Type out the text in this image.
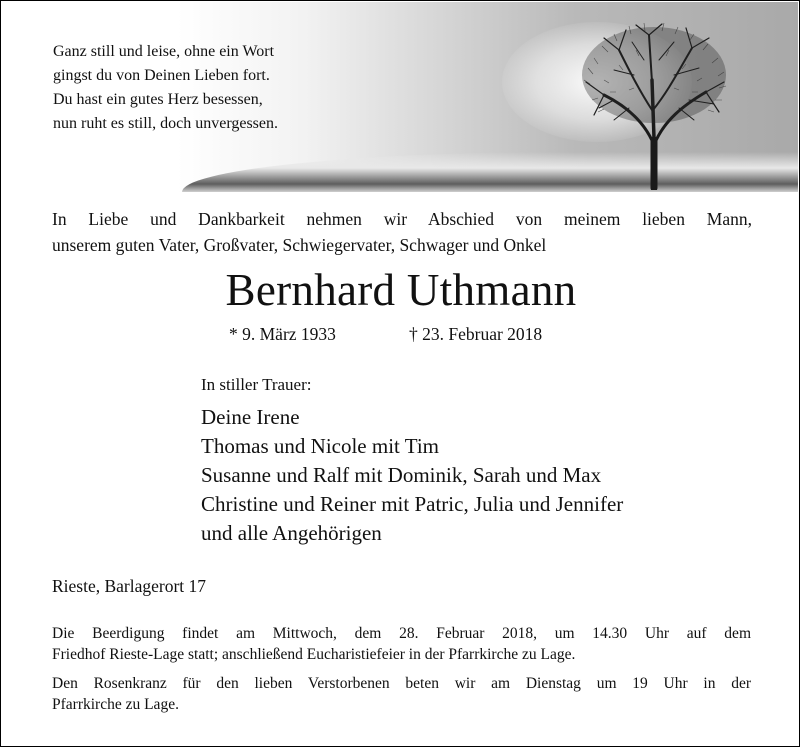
Ganz still und leise, ohne ein Wort
gingst du von Deinen Lieben fort.
Du hast ein gutes Herz besessen,
nun ruht es still, doch unvergessen.
In Liebe und Dankbarkeit nehmen wir Abschied von meinem lieben Mann,
unserem guten Vater, Großvater, Schwiegervater, Schwager und Onkel
Bernhard Uthmann
* 9. März 1933	† 23. Februar 2018
In stiller Trauer:
Deine Irene
Thomas und Nicole mit Tim
Susanne und Ralf mit Dominik, Sarah und Max
Christine und Reiner mit Patric, Julia und Jennifer
und alle Angehörigen
Rieste, Barlagerort 17
Die Beerdigung findet am Mittwoch, dem 28. Februar 2018, um 14.30 Uhr auf dem
Friedhof Rieste-Lage statt; anschließend Eucharistiefeier in der Pfarrkirche zu Lage.
Den Rosenkranz für den lieben Verstorbenen beten wir am Dienstag um 19 Uhr in der
Pfarrkirche zu Lage.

◇ ◇ ◇ ◇

### Task goal
Out of the material above, select every line that holds the string "Rieste".

### Solved problem
Rieste, Barlagerort 17
Friedhof Rieste-Lage statt; anschließend Eucharistiefeier in der Pfarrkirche zu Lage.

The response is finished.